* begin *

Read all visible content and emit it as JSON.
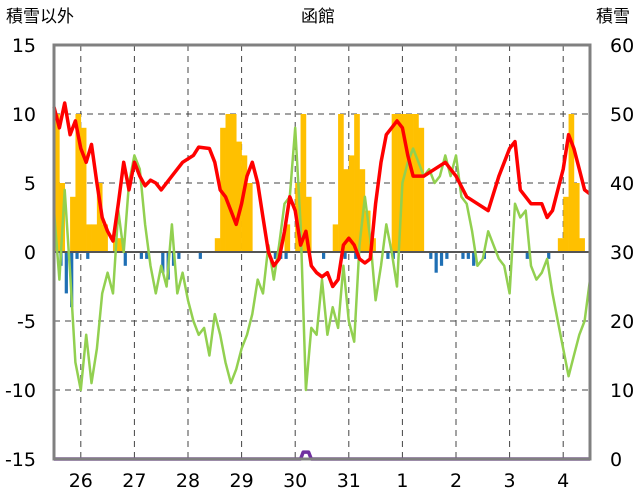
{
  "chart_data": {
    "type": "bar+line",
    "title": "函館",
    "left_axis_label": "積雪以外",
    "right_axis_label": "積雪",
    "left_ylim": [
      -15,
      15
    ],
    "left_ticks": [
      15,
      10,
      5,
      0,
      -5,
      -10,
      -15
    ],
    "right_ylim": [
      0,
      60
    ],
    "right_ticks": [
      60,
      50,
      40,
      30,
      20,
      10,
      0
    ],
    "x_range": [
      0,
      10
    ],
    "day_labels": [
      "26",
      "27",
      "28",
      "29",
      "30",
      "31",
      "1",
      "2",
      "3",
      "4"
    ],
    "day_centers": [
      0.5,
      1.5,
      2.5,
      3.5,
      4.5,
      5.5,
      6.5,
      7.5,
      8.5,
      9.5
    ],
    "day_boundaries": [
      0.5,
      1.5,
      2.5,
      3.5,
      4.5,
      5.5,
      6.5,
      7.5,
      8.5,
      9.5
    ],
    "grid": "dashed",
    "colors": {
      "precip": "#FFC000",
      "negative_bar": "#1F6FB4",
      "red_line": "#FF0000",
      "green_line": "#92D050",
      "snow_depth": "#7030A0",
      "zero_line": "#555555",
      "frame": "#808080"
    },
    "series": [
      {
        "role": "red_line",
        "x": [
          0,
          0.1,
          0.2,
          0.3,
          0.4,
          0.5,
          0.6,
          0.7,
          0.8,
          0.9,
          1.0,
          1.1,
          1.2,
          1.3,
          1.4,
          1.5,
          1.6,
          1.7,
          1.8,
          1.9,
          2.0,
          2.2,
          2.4,
          2.6,
          2.7,
          2.9,
          3.0,
          3.1,
          3.2,
          3.4,
          3.5,
          3.6,
          3.7,
          3.8,
          3.9,
          4.0,
          4.1,
          4.2,
          4.3,
          4.4,
          4.5,
          4.6,
          4.7,
          4.8,
          4.9,
          5.0,
          5.1,
          5.2,
          5.3,
          5.4,
          5.5,
          5.6,
          5.7,
          5.8,
          5.9,
          6.0,
          6.1,
          6.2,
          6.3,
          6.4,
          6.5,
          6.6,
          6.7,
          6.9,
          7.1,
          7.3,
          7.5,
          7.7,
          7.9,
          8.1,
          8.3,
          8.5,
          8.6,
          8.7,
          8.9,
          9.1,
          9.2,
          9.3,
          9.4,
          9.5,
          9.6,
          9.7,
          9.8,
          9.9,
          10.0
        ],
        "y": [
          10.5,
          9.0,
          10.8,
          8.5,
          9.5,
          7.5,
          6.5,
          7.8,
          5.0,
          2.5,
          1.5,
          0.8,
          3.5,
          6.5,
          4.5,
          6.5,
          5.5,
          4.8,
          5.2,
          5.0,
          4.5,
          5.5,
          6.5,
          7.0,
          7.6,
          7.5,
          6.5,
          4.5,
          4.0,
          2.0,
          3.5,
          5.5,
          6.5,
          5.0,
          2.5,
          0.0,
          -1.0,
          -0.5,
          1.5,
          4.0,
          3.0,
          0.5,
          1.5,
          -1.0,
          -1.5,
          -1.8,
          -1.5,
          -2.5,
          -2.0,
          0.5,
          1.0,
          0.5,
          -0.5,
          -0.8,
          -0.5,
          3.5,
          6.5,
          8.5,
          9.0,
          9.5,
          9.0,
          7.0,
          5.5,
          5.5,
          6.0,
          6.5,
          5.5,
          4.0,
          3.5,
          3.0,
          5.5,
          7.5,
          8.0,
          4.5,
          3.5,
          3.5,
          2.5,
          3.0,
          4.5,
          6.0,
          8.5,
          7.5,
          6.0,
          4.5,
          4.2
        ]
      },
      {
        "role": "green_line",
        "x": [
          0,
          0.1,
          0.2,
          0.3,
          0.4,
          0.5,
          0.6,
          0.7,
          0.8,
          0.9,
          1.0,
          1.1,
          1.2,
          1.3,
          1.4,
          1.5,
          1.6,
          1.7,
          1.8,
          1.9,
          2.0,
          2.1,
          2.2,
          2.3,
          2.4,
          2.5,
          2.6,
          2.7,
          2.8,
          2.9,
          3.0,
          3.1,
          3.2,
          3.3,
          3.4,
          3.5,
          3.6,
          3.7,
          3.8,
          3.9,
          4.0,
          4.1,
          4.2,
          4.3,
          4.4,
          4.5,
          4.6,
          4.7,
          4.8,
          4.9,
          5.0,
          5.1,
          5.2,
          5.3,
          5.4,
          5.5,
          5.6,
          5.7,
          5.8,
          5.9,
          6.0,
          6.1,
          6.2,
          6.3,
          6.4,
          6.5,
          6.6,
          6.7,
          6.8,
          6.9,
          7.0,
          7.1,
          7.2,
          7.3,
          7.4,
          7.5,
          7.6,
          7.7,
          7.8,
          7.9,
          8.0,
          8.1,
          8.2,
          8.3,
          8.4,
          8.5,
          8.6,
          8.7,
          8.8,
          8.9,
          9.0,
          9.1,
          9.2,
          9.3,
          9.4,
          9.5,
          9.6,
          9.7,
          9.8,
          9.9,
          10.0
        ],
        "y": [
          3.0,
          -2.0,
          4.5,
          -1.5,
          -8.0,
          -10.0,
          -6.0,
          -9.5,
          -7.0,
          -3.0,
          -1.5,
          -3.0,
          3.0,
          0.0,
          5.0,
          7.0,
          6.0,
          2.0,
          -1.0,
          -3.0,
          -1.0,
          -2.5,
          2.0,
          -3.0,
          -1.5,
          -3.5,
          -5.0,
          -6.0,
          -5.5,
          -7.5,
          -4.5,
          -6.0,
          -8.0,
          -9.5,
          -8.5,
          -7.0,
          -6.0,
          -4.5,
          -2.0,
          -3.0,
          0.5,
          -2.0,
          0.5,
          3.5,
          4.0,
          9.0,
          2.0,
          -10.0,
          -5.5,
          -6.0,
          -2.0,
          -6.0,
          -4.0,
          -5.5,
          -1.0,
          -5.0,
          -6.5,
          0.5,
          4.0,
          1.0,
          -3.5,
          -1.0,
          2.0,
          0.0,
          -2.5,
          5.0,
          6.5,
          7.5,
          6.5,
          5.5,
          6.0,
          5.0,
          5.5,
          7.0,
          5.5,
          7.0,
          4.0,
          3.5,
          1.5,
          -1.0,
          -0.5,
          1.5,
          0.5,
          -0.5,
          -1.0,
          -3.0,
          3.5,
          2.5,
          3.0,
          -1.0,
          -2.0,
          -1.5,
          -0.5,
          -3.0,
          -5.0,
          -7.0,
          -9.0,
          -7.5,
          -6.0,
          -5.0,
          -2.0
        ]
      },
      {
        "role": "snow_depth",
        "axis": "right",
        "x": [
          0,
          4.6,
          4.65,
          4.7,
          4.75,
          4.8,
          10
        ],
        "y": [
          0,
          0,
          1,
          1,
          1,
          0,
          0
        ]
      }
    ],
    "bars_positive": [
      {
        "x": 0.0,
        "v": 10
      },
      {
        "x": 0.1,
        "v": 5
      },
      {
        "x": 0.3,
        "v": 4
      },
      {
        "x": 0.4,
        "v": 10
      },
      {
        "x": 0.5,
        "v": 9
      },
      {
        "x": 0.6,
        "v": 2
      },
      {
        "x": 0.7,
        "v": 2
      },
      {
        "x": 0.8,
        "v": 5
      },
      {
        "x": 0.9,
        "v": 2
      },
      {
        "x": 1.1,
        "v": 1
      },
      {
        "x": 1.2,
        "v": 1
      },
      {
        "x": 3.0,
        "v": 1
      },
      {
        "x": 3.1,
        "v": 9
      },
      {
        "x": 3.2,
        "v": 10
      },
      {
        "x": 3.3,
        "v": 10
      },
      {
        "x": 3.4,
        "v": 8
      },
      {
        "x": 3.5,
        "v": 7
      },
      {
        "x": 3.6,
        "v": 5
      },
      {
        "x": 4.3,
        "v": 2
      },
      {
        "x": 4.5,
        "v": 5
      },
      {
        "x": 4.6,
        "v": 10
      },
      {
        "x": 4.7,
        "v": 4
      },
      {
        "x": 5.2,
        "v": 2
      },
      {
        "x": 5.3,
        "v": 10
      },
      {
        "x": 5.4,
        "v": 6
      },
      {
        "x": 5.5,
        "v": 7
      },
      {
        "x": 5.6,
        "v": 10
      },
      {
        "x": 5.7,
        "v": 6
      },
      {
        "x": 5.8,
        "v": 3
      },
      {
        "x": 5.9,
        "v": 1
      },
      {
        "x": 6.3,
        "v": 10
      },
      {
        "x": 6.4,
        "v": 10
      },
      {
        "x": 6.5,
        "v": 10
      },
      {
        "x": 6.6,
        "v": 10
      },
      {
        "x": 6.7,
        "v": 10
      },
      {
        "x": 6.8,
        "v": 9
      },
      {
        "x": 9.4,
        "v": 1
      },
      {
        "x": 9.5,
        "v": 4
      },
      {
        "x": 9.6,
        "v": 10
      },
      {
        "x": 9.7,
        "v": 5
      },
      {
        "x": 9.8,
        "v": 1
      }
    ],
    "bars_negative": [
      {
        "x": 0.1,
        "v": -1
      },
      {
        "x": 0.2,
        "v": -3
      },
      {
        "x": 0.3,
        "v": -4
      },
      {
        "x": 0.4,
        "v": -0.5
      },
      {
        "x": 0.6,
        "v": -0.5
      },
      {
        "x": 1.3,
        "v": -1
      },
      {
        "x": 1.6,
        "v": -0.5
      },
      {
        "x": 1.7,
        "v": -0.5
      },
      {
        "x": 2.0,
        "v": -1.5
      },
      {
        "x": 2.1,
        "v": -2
      },
      {
        "x": 2.2,
        "v": -1
      },
      {
        "x": 2.3,
        "v": -0.5
      },
      {
        "x": 2.7,
        "v": -0.5
      },
      {
        "x": 4.1,
        "v": -0.5
      },
      {
        "x": 4.2,
        "v": -0.5
      },
      {
        "x": 4.3,
        "v": -0.5
      },
      {
        "x": 5.0,
        "v": -0.5
      },
      {
        "x": 5.4,
        "v": -0.5
      },
      {
        "x": 5.6,
        "v": -0.5
      },
      {
        "x": 6.2,
        "v": -0.5
      },
      {
        "x": 6.3,
        "v": -0.5
      },
      {
        "x": 7.0,
        "v": -0.5
      },
      {
        "x": 7.1,
        "v": -1.5
      },
      {
        "x": 7.2,
        "v": -1
      },
      {
        "x": 7.3,
        "v": -0.5
      },
      {
        "x": 7.6,
        "v": -0.5
      },
      {
        "x": 7.7,
        "v": -0.5
      },
      {
        "x": 7.8,
        "v": -1
      },
      {
        "x": 8.0,
        "v": -0.5
      },
      {
        "x": 8.8,
        "v": -0.5
      },
      {
        "x": 9.2,
        "v": -0.5
      }
    ]
  }
}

* end *

◆ To do: Show every line from the listing above in which the string "role" appears.

◆ Exercise solution:
        "role": "red_line",
        "role": "green_line",
        "role": "snow_depth",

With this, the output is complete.